Saved data entries:
|---|
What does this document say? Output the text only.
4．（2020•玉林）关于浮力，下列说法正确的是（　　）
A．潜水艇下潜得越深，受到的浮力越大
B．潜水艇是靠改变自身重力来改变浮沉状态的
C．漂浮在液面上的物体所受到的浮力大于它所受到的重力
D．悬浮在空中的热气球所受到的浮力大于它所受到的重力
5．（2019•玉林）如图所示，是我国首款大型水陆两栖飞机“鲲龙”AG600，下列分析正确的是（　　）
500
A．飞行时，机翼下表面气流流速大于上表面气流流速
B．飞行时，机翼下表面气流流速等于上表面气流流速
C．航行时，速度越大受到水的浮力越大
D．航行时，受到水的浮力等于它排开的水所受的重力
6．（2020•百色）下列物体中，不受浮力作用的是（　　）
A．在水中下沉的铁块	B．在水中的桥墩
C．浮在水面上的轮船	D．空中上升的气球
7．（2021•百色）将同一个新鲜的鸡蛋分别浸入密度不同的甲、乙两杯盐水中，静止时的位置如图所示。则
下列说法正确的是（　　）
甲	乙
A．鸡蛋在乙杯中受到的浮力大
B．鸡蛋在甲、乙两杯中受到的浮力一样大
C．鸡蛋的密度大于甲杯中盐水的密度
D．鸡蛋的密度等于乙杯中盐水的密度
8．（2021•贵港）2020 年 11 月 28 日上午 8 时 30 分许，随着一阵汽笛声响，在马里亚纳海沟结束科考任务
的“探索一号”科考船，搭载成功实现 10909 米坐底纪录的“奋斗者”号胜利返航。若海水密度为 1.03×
|---|
WHAT YOU ARE ASKED TO DO:
Return every entry verbatim.

ANSWER TO THIS PROBLEM:
What does this document say? Output the text only.
4．（2020•玉林）关于浮力，下列说法正确的是（　　）
A．潜水艇下潜得越深，受到的浮力越大
B．潜水艇是靠改变自身重力来改变浮沉状态的
C．漂浮在液面上的物体所受到的浮力大于它所受到的重力
D．悬浮在空中的热气球所受到的浮力大于它所受到的重力
5．（2019•玉林）如图所示，是我国首款大型水陆两栖飞机“鲲龙”AG600，下列分析正确的是（　　）
500
A．飞行时，机翼下表面气流流速大于上表面气流流速
B．飞行时，机翼下表面气流流速等于上表面气流流速
C．航行时，速度越大受到水的浮力越大
D．航行时，受到水的浮力等于它排开的水所受的重力
6．（2020•百色）下列物体中，不受浮力作用的是（　　）
A．在水中下沉的铁块	B．在水中的桥墩
C．浮在水面上的轮船	D．空中上升的气球
7．（2021•百色）将同一个新鲜的鸡蛋分别浸入密度不同的甲、乙两杯盐水中，静止时的位置如图所示。则
下列说法正确的是（　　）
甲	乙
A．鸡蛋在乙杯中受到的浮力大
B．鸡蛋在甲、乙两杯中受到的浮力一样大
C．鸡蛋的密度大于甲杯中盐水的密度
D．鸡蛋的密度等于乙杯中盐水的密度
8．（2021•贵港）2020 年 11 月 28 日上午 8 时 30 分许，随着一阵汽笛声响，在马里亚纳海沟结束科考任务
的“探索一号”科考船，搭载成功实现 10909 米坐底纪录的“奋斗者”号胜利返航。若海水密度为 1.03×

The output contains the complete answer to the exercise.